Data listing
+===+
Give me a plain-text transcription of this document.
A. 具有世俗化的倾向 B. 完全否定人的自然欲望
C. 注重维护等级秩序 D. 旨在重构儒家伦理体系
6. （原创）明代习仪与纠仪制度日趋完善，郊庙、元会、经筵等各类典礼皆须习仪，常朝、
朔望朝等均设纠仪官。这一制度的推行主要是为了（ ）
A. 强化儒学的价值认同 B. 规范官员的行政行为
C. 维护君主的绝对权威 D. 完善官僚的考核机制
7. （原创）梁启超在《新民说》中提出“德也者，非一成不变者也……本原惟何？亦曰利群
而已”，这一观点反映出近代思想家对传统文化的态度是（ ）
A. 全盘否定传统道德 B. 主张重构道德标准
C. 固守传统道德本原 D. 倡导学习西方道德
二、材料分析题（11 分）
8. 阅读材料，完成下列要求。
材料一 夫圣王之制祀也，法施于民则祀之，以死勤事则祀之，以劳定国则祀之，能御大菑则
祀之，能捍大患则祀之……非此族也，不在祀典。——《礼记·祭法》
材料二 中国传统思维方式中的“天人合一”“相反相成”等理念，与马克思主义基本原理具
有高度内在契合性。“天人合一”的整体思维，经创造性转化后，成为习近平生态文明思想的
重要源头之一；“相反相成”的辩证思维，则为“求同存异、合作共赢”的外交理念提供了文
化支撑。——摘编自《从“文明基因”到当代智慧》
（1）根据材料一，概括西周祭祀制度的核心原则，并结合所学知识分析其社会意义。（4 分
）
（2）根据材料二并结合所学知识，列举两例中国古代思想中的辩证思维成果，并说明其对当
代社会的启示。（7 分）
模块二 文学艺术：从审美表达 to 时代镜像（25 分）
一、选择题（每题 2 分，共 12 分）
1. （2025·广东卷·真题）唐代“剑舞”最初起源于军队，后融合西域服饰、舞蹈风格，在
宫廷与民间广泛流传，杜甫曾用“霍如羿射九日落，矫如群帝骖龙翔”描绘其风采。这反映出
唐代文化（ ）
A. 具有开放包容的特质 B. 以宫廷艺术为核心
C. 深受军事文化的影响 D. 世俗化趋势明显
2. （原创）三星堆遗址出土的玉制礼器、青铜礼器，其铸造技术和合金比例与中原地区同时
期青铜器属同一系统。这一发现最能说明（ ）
+===+
Repeat the data above, word for word.

SOLUTION TO THE PROBLEM ::
Give me a plain-text transcription of this document.
A. 具有世俗化的倾向 B. 完全否定人的自然欲望
C. 注重维护等级秩序 D. 旨在重构儒家伦理体系
6. （原创）明代习仪与纠仪制度日趋完善，郊庙、元会、经筵等各类典礼皆须习仪，常朝、
朔望朝等均设纠仪官。这一制度的推行主要是为了（ ）
A. 强化儒学的价值认同 B. 规范官员的行政行为
C. 维护君主的绝对权威 D. 完善官僚的考核机制
7. （原创）梁启超在《新民说》中提出“德也者，非一成不变者也……本原惟何？亦曰利群
而已”，这一观点反映出近代思想家对传统文化的态度是（ ）
A. 全盘否定传统道德 B. 主张重构道德标准
C. 固守传统道德本原 D. 倡导学习西方道德
二、材料分析题（11 分）
8. 阅读材料，完成下列要求。
材料一 夫圣王之制祀也，法施于民则祀之，以死勤事则祀之，以劳定国则祀之，能御大菑则
祀之，能捍大患则祀之……非此族也，不在祀典。——《礼记·祭法》
材料二 中国传统思维方式中的“天人合一”“相反相成”等理念，与马克思主义基本原理具
有高度内在契合性。“天人合一”的整体思维，经创造性转化后，成为习近平生态文明思想的
重要源头之一；“相反相成”的辩证思维，则为“求同存异、合作共赢”的外交理念提供了文
化支撑。——摘编自《从“文明基因”到当代智慧》
（1）根据材料一，概括西周祭祀制度的核心原则，并结合所学知识分析其社会意义。（4 分
）
（2）根据材料二并结合所学知识，列举两例中国古代思想中的辩证思维成果，并说明其对当
代社会的启示。（7 分）
模块二 文学艺术：从审美表达 to 时代镜像（25 分）
一、选择题（每题 2 分，共 12 分）
1. （2025·广东卷·真题）唐代“剑舞”最初起源于军队，后融合西域服饰、舞蹈风格，在
宫廷与民间广泛流传，杜甫曾用“霍如羿射九日落，矫如群帝骖龙翔”描绘其风采。这反映出
唐代文化（ ）
A. 具有开放包容的特质 B. 以宫廷艺术为核心
C. 深受军事文化的影响 D. 世俗化趋势明显
2. （原创）三星堆遗址出土的玉制礼器、青铜礼器，其铸造技术和合金比例与中原地区同时
期青铜器属同一系统。这一发现最能说明（ ）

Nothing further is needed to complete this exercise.